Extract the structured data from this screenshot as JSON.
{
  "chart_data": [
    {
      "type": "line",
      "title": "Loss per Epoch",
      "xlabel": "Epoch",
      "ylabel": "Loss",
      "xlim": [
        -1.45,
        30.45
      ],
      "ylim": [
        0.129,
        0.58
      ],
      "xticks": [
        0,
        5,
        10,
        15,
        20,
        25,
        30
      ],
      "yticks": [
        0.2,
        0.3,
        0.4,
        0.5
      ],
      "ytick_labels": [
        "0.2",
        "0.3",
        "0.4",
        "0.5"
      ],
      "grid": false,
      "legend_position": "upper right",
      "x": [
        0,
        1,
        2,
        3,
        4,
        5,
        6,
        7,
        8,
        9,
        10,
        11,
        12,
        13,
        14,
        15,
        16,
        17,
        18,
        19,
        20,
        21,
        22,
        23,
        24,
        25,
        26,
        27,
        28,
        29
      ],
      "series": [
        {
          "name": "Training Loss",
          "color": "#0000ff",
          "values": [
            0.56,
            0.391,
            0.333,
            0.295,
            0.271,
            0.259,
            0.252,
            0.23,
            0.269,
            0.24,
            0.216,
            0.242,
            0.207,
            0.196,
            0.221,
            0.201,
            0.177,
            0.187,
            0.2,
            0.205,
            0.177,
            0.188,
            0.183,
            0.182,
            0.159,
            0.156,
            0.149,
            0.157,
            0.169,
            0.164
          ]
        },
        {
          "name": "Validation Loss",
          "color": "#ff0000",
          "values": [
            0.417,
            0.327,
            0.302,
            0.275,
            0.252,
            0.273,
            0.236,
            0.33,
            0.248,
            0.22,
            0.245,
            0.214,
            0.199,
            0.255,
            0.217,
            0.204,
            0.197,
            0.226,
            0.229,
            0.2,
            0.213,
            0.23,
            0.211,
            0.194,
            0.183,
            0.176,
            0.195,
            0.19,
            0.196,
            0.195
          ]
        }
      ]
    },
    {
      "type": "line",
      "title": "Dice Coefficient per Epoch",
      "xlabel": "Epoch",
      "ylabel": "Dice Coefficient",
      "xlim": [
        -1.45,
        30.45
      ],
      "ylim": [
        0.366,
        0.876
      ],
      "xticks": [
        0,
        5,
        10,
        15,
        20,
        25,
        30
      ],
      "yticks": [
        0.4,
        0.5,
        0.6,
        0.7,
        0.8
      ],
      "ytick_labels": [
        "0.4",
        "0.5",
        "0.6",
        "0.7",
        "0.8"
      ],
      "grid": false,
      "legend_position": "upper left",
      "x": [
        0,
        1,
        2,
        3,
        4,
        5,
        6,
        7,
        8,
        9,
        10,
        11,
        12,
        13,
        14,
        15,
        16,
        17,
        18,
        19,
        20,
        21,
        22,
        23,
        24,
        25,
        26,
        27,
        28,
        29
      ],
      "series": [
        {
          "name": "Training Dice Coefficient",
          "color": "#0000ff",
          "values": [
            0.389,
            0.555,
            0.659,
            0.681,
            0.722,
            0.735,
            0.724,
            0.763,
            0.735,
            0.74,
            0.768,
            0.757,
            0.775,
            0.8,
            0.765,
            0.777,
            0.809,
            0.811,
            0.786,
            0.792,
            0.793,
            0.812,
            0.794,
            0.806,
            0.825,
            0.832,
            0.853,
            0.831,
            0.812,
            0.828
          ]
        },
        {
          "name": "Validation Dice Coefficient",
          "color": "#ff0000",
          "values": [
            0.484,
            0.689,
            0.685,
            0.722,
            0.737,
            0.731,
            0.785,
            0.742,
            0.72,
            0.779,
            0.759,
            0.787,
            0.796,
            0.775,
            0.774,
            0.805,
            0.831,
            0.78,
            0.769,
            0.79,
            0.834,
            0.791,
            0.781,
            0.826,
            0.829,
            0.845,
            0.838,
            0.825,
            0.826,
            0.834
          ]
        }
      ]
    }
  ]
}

→ EXERCISE DETAILS: Look through the entries and find each line that has the string "title". Copy those lines.

→ EXERCISE SOLUTION:
      "title": "Loss per Epoch",
      "title": "Dice Coefficient per Epoch",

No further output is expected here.